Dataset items

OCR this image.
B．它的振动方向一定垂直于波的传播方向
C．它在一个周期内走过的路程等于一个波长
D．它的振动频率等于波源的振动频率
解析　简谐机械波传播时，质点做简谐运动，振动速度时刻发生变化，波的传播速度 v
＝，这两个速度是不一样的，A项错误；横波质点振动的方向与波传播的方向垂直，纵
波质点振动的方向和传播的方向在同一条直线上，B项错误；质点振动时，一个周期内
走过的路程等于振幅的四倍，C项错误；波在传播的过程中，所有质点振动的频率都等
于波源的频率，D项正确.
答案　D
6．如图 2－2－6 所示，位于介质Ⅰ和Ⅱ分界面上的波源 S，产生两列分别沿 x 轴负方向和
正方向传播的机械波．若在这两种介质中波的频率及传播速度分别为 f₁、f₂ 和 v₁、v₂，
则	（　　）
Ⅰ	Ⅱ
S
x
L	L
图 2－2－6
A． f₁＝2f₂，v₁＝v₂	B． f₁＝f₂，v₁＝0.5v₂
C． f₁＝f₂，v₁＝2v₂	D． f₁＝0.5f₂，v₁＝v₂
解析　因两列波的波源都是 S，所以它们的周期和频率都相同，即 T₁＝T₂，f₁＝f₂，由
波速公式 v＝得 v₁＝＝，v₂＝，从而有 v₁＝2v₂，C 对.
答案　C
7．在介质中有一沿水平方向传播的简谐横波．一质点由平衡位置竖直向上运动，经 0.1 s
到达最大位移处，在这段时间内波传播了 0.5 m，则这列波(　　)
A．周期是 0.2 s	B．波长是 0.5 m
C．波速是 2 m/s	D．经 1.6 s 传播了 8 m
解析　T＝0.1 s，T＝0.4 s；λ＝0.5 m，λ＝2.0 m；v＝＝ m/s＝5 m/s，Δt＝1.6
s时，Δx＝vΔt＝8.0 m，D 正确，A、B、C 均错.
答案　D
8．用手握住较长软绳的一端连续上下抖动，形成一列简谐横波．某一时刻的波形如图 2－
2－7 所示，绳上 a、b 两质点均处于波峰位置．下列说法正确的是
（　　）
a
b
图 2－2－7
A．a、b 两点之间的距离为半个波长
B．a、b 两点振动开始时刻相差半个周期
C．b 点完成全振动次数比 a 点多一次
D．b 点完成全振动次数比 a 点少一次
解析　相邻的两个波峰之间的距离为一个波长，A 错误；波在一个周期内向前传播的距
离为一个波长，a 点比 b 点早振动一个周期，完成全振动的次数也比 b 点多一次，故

Task directions
Reproduce each entry above exactly, keeping every word.

Exercise result
OCR this image.
B．它的振动方向一定垂直于波的传播方向
C．它在一个周期内走过的路程等于一个波长
D．它的振动频率等于波源的振动频率
解析　简谐机械波传播时，质点做简谐运动，振动速度时刻发生变化，波的传播速度 v
＝，这两个速度是不一样的，A项错误；横波质点振动的方向与波传播的方向垂直，纵
波质点振动的方向和传播的方向在同一条直线上，B项错误；质点振动时，一个周期内
走过的路程等于振幅的四倍，C项错误；波在传播的过程中，所有质点振动的频率都等
于波源的频率，D项正确.
答案　D
6．如图 2－2－6 所示，位于介质Ⅰ和Ⅱ分界面上的波源 S，产生两列分别沿 x 轴负方向和
正方向传播的机械波．若在这两种介质中波的频率及传播速度分别为 f₁、f₂ 和 v₁、v₂，
则	（　　）
Ⅰ	Ⅱ
S
x
L	L
图 2－2－6
A． f₁＝2f₂，v₁＝v₂	B． f₁＝f₂，v₁＝0.5v₂
C． f₁＝f₂，v₁＝2v₂	D． f₁＝0.5f₂，v₁＝v₂
解析　因两列波的波源都是 S，所以它们的周期和频率都相同，即 T₁＝T₂，f₁＝f₂，由
波速公式 v＝得 v₁＝＝，v₂＝，从而有 v₁＝2v₂，C 对.
答案　C
7．在介质中有一沿水平方向传播的简谐横波．一质点由平衡位置竖直向上运动，经 0.1 s
到达最大位移处，在这段时间内波传播了 0.5 m，则这列波(　　)
A．周期是 0.2 s	B．波长是 0.5 m
C．波速是 2 m/s	D．经 1.6 s 传播了 8 m
解析　T＝0.1 s，T＝0.4 s；λ＝0.5 m，λ＝2.0 m；v＝＝ m/s＝5 m/s，Δt＝1.6
s时，Δx＝vΔt＝8.0 m，D 正确，A、B、C 均错.
答案　D
8．用手握住较长软绳的一端连续上下抖动，形成一列简谐横波．某一时刻的波形如图 2－
2－7 所示，绳上 a、b 两质点均处于波峰位置．下列说法正确的是
（　　）
a
b
图 2－2－7
A．a、b 两点之间的距离为半个波长
B．a、b 两点振动开始时刻相差半个周期
C．b 点完成全振动次数比 a 点多一次
D．b 点完成全振动次数比 a 点少一次
解析　相邻的两个波峰之间的距离为一个波长，A 错误；波在一个周期内向前传播的距
离为一个波长，a 点比 b 点早振动一个周期，完成全振动的次数也比 b 点多一次，故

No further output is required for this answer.